__Material supplied__:
-- Start --

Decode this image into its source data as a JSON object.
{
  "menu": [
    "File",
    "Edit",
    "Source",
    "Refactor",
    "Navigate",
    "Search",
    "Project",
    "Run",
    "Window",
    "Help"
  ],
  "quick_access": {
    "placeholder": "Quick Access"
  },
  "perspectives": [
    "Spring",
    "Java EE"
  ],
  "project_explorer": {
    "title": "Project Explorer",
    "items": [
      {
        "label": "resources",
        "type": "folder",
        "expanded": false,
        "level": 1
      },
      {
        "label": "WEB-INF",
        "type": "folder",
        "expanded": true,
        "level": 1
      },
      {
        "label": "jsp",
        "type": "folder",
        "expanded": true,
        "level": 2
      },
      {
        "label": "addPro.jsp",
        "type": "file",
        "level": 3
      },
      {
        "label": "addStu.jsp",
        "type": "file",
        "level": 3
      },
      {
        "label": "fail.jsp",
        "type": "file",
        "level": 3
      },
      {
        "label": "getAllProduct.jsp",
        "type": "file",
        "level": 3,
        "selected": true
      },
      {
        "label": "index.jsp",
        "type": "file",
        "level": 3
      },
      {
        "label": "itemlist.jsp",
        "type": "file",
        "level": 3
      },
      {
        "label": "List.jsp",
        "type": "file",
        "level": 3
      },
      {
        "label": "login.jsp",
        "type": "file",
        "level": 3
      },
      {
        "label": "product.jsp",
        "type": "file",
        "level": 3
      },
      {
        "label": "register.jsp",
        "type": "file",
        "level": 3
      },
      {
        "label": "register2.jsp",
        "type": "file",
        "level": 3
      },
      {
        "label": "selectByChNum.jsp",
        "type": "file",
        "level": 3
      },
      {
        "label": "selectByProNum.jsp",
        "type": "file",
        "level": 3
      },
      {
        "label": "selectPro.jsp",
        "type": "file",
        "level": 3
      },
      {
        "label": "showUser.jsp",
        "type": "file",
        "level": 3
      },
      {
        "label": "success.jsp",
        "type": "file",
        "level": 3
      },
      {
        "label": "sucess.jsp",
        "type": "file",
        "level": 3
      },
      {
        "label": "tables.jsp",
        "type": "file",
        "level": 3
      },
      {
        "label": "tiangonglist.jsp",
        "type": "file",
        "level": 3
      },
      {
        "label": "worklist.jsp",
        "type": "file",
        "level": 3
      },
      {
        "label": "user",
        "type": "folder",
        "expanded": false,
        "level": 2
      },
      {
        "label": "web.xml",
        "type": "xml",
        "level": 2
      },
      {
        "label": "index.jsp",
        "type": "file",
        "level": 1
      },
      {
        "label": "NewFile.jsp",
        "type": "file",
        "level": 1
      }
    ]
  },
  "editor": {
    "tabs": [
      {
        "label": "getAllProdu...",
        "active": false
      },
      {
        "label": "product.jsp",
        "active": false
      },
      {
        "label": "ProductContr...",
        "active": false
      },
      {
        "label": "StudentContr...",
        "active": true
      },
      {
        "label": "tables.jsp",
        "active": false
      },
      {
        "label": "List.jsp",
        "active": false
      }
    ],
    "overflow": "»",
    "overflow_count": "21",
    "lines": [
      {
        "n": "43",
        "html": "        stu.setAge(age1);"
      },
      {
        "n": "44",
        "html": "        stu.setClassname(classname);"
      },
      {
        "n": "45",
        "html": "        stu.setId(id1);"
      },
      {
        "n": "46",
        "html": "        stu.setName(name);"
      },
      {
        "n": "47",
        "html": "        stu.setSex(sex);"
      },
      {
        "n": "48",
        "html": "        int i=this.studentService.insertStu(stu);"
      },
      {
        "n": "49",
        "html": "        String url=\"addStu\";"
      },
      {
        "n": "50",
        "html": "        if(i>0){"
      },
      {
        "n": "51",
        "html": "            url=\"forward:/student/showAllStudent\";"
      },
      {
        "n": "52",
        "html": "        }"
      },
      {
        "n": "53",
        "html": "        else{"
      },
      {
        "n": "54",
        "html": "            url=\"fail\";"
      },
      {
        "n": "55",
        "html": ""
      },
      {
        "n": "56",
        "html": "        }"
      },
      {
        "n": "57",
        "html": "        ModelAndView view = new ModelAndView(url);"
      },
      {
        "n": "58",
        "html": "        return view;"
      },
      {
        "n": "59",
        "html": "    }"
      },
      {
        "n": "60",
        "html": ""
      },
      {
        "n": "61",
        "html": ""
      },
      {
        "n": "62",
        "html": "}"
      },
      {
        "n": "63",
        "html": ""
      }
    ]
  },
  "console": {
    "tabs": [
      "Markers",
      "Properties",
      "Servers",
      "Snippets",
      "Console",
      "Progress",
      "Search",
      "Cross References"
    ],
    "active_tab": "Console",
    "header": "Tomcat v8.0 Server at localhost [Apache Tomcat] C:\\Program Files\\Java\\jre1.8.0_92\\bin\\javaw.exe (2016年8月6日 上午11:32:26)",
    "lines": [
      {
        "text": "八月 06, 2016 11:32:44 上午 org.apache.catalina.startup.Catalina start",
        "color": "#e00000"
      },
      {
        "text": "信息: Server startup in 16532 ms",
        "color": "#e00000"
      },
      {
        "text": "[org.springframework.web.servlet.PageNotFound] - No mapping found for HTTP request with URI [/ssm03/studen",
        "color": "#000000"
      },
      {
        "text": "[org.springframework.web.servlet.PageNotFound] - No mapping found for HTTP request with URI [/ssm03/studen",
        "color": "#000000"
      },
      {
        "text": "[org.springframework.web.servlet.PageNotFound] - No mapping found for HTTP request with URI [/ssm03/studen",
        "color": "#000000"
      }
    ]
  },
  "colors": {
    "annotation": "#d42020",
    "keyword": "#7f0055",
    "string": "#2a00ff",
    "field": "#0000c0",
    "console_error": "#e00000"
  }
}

-- End --

__Task to carry out__: Please repeat all the records above exactly as they appear.

__Task response__:
Decode this image into its source data as a JSON object.
{
  "menu": [
    "File",
    "Edit",
    "Source",
    "Refactor",
    "Navigate",
    "Search",
    "Project",
    "Run",
    "Window",
    "Help"
  ],
  "quick_access": {
    "placeholder": "Quick Access"
  },
  "perspectives": [
    "Spring",
    "Java EE"
  ],
  "project_explorer": {
    "title": "Project Explorer",
    "items": [
      {
        "label": "resources",
        "type": "folder",
        "expanded": false,
        "level": 1
      },
      {
        "label": "WEB-INF",
        "type": "folder",
        "expanded": true,
        "level": 1
      },
      {
        "label": "jsp",
        "type": "folder",
        "expanded": true,
        "level": 2
      },
      {
        "label": "addPro.jsp",
        "type": "file",
        "level": 3
      },
      {
        "label": "addStu.jsp",
        "type": "file",
        "level": 3
      },
      {
        "label": "fail.jsp",
        "type": "file",
        "level": 3
      },
      {
        "label": "getAllProduct.jsp",
        "type": "file",
        "level": 3,
        "selected": true
      },
      {
        "label": "index.jsp",
        "type": "file",
        "level": 3
      },
      {
        "label": "itemlist.jsp",
        "type": "file",
        "level": 3
      },
      {
        "label": "List.jsp",
        "type": "file",
        "level": 3
      },
      {
        "label": "login.jsp",
        "type": "file",
        "level": 3
      },
      {
        "label": "product.jsp",
        "type": "file",
        "level": 3
      },
      {
        "label": "register.jsp",
        "type": "file",
        "level": 3
      },
      {
        "label": "register2.jsp",
        "type": "file",
        "level": 3
      },
      {
        "label": "selectByChNum.jsp",
        "type": "file",
        "level": 3
      },
      {
        "label": "selectByProNum.jsp",
        "type": "file",
        "level": 3
      },
      {
        "label": "selectPro.jsp",
        "type": "file",
        "level": 3
      },
      {
        "label": "showUser.jsp",
        "type": "file",
        "level": 3
      },
      {
        "label": "success.jsp",
        "type": "file",
        "level": 3
      },
      {
        "label": "sucess.jsp",
        "type": "file",
        "level": 3
      },
      {
        "label": "tables.jsp",
        "type": "file",
        "level": 3
      },
      {
        "label": "tiangonglist.jsp",
        "type": "file",
        "level": 3
      },
      {
        "label": "worklist.jsp",
        "type": "file",
        "level": 3
      },
      {
        "label": "user",
        "type": "folder",
        "expanded": false,
        "level": 2
      },
      {
        "label": "web.xml",
        "type": "xml",
        "level": 2
      },
      {
        "label": "index.jsp",
        "type": "file",
        "level": 1
      },
      {
        "label": "NewFile.jsp",
        "type": "file",
        "level": 1
      }
    ]
  },
  "editor": {
    "tabs": [
      {
        "label": "getAllProdu...",
        "active": false
      },
      {
        "label": "product.jsp",
        "active": false
      },
      {
        "label": "ProductContr...",
        "active": false
      },
      {
        "label": "StudentContr...",
        "active": true
      },
      {
        "label": "tables.jsp",
        "active": false
      },
      {
        "label": "List.jsp",
        "active": false
      }
    ],
    "overflow": "»",
    "overflow_count": "21",
    "lines": [
      {
        "n": "43",
        "html": "        stu.setAge(age1);"
      },
      {
        "n": "44",
        "html": "        stu.setClassname(classname);"
      },
      {
        "n": "45",
        "html": "        stu.setId(id1);"
      },
      {
        "n": "46",
        "html": "        stu.setName(name);"
      },
      {
        "n": "47",
        "html": "        stu.setSex(sex);"
      },
      {
        "n": "48",
        "html": "        int i=this.studentService.insertStu(stu);"
      },
      {
        "n": "49",
        "html": "        String url=\"addStu\";"
      },
      {
        "n": "50",
        "html": "        if(i>0){"
      },
      {
        "n": "51",
        "html": "            url=\"forward:/student/showAllStudent\";"
      },
      {
        "n": "52",
        "html": "        }"
      },
      {
        "n": "53",
        "html": "        else{"
      },
      {
        "n": "54",
        "html": "            url=\"fail\";"
      },
      {
        "n": "55",
        "html": ""
      },
      {
        "n": "56",
        "html": "        }"
      },
      {
        "n": "57",
        "html": "        ModelAndView view = new ModelAndView(url);"
      },
      {
        "n": "58",
        "html": "        return view;"
      },
      {
        "n": "59",
        "html": "    }"
      },
      {
        "n": "60",
        "html": ""
      },
      {
        "n": "61",
        "html": ""
      },
      {
        "n": "62",
        "html": "}"
      },
      {
        "n": "63",
        "html": ""
      }
    ]
  },
  "console": {
    "tabs": [
      "Markers",
      "Properties",
      "Servers",
      "Snippets",
      "Console",
      "Progress",
      "Search",
      "Cross References"
    ],
    "active_tab": "Console",
    "header": "Tomcat v8.0 Server at localhost [Apache Tomcat] C:\\Program Files\\Java\\jre1.8.0_92\\bin\\javaw.exe (2016年8月6日 上午11:32:26)",
    "lines": [
      {
        "text": "八月 06, 2016 11:32:44 上午 org.apache.catalina.startup.Catalina start",
        "color": "#e00000"
      },
      {
        "text": "信息: Server startup in 16532 ms",
        "color": "#e00000"
      },
      {
        "text": "[org.springframework.web.servlet.PageNotFound] - No mapping found for HTTP request with URI [/ssm03/studen",
        "color": "#000000"
      },
      {
        "text": "[org.springframework.web.servlet.PageNotFound] - No mapping found for HTTP request with URI [/ssm03/studen",
        "color": "#000000"
      },
      {
        "text": "[org.springframework.web.servlet.PageNotFound] - No mapping found for HTTP request with URI [/ssm03/studen",
        "color": "#000000"
      }
    ]
  },
  "colors": {
    "annotation": "#d42020",
    "keyword": "#7f0055",
    "string": "#2a00ff",
    "field": "#0000c0",
    "console_error": "#e00000"
  }
}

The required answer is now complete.